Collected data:
◆ ◆ ◆ ◆ ◆

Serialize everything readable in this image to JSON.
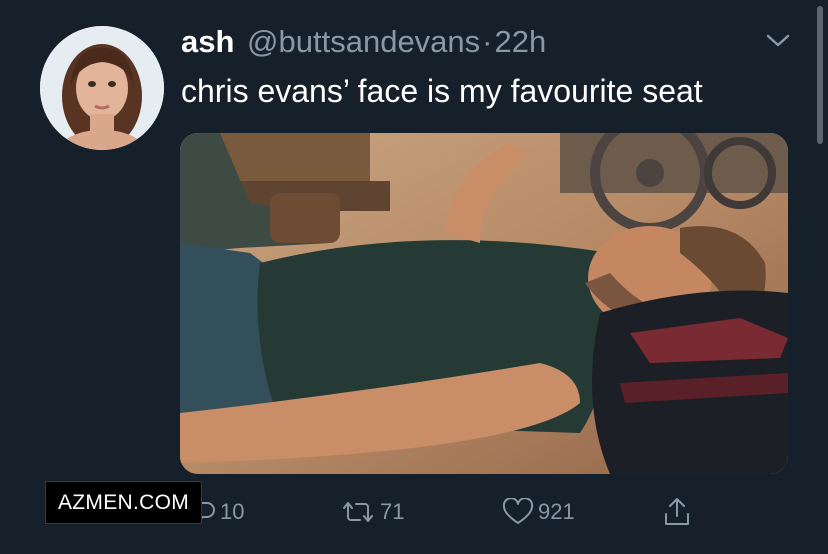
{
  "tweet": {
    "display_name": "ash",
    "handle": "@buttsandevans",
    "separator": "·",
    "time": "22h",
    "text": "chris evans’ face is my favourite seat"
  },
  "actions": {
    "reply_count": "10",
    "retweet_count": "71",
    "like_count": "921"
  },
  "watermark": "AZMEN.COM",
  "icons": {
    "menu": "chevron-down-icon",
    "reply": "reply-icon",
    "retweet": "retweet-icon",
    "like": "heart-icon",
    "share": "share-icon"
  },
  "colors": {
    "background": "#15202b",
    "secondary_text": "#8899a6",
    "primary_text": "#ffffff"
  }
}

◆ ◆ ◆ ◆ ◆

● **GIVEN EXERCISE**
Transcribe the whole listing exactly. Pictures stay out of your copy.

● **RESULT OF THE TASK**
Serialize everything readable in this image to JSON.
{
  "tweet": {
    "display_name": "ash",
    "handle": "@buttsandevans",
    "separator": "·",
    "time": "22h",
    "text": "chris evans’ face is my favourite seat"
  },
  "actions": {
    "reply_count": "10",
    "retweet_count": "71",
    "like_count": "921"
  },
  "watermark": "AZMEN.COM",
  "icons": {
    "menu": "chevron-down-icon",
    "reply": "reply-icon",
    "retweet": "retweet-icon",
    "like": "heart-icon",
    "share": "share-icon"
  },
  "colors": {
    "background": "#15202b",
    "secondary_text": "#8899a6",
    "primary_text": "#ffffff"
  }
}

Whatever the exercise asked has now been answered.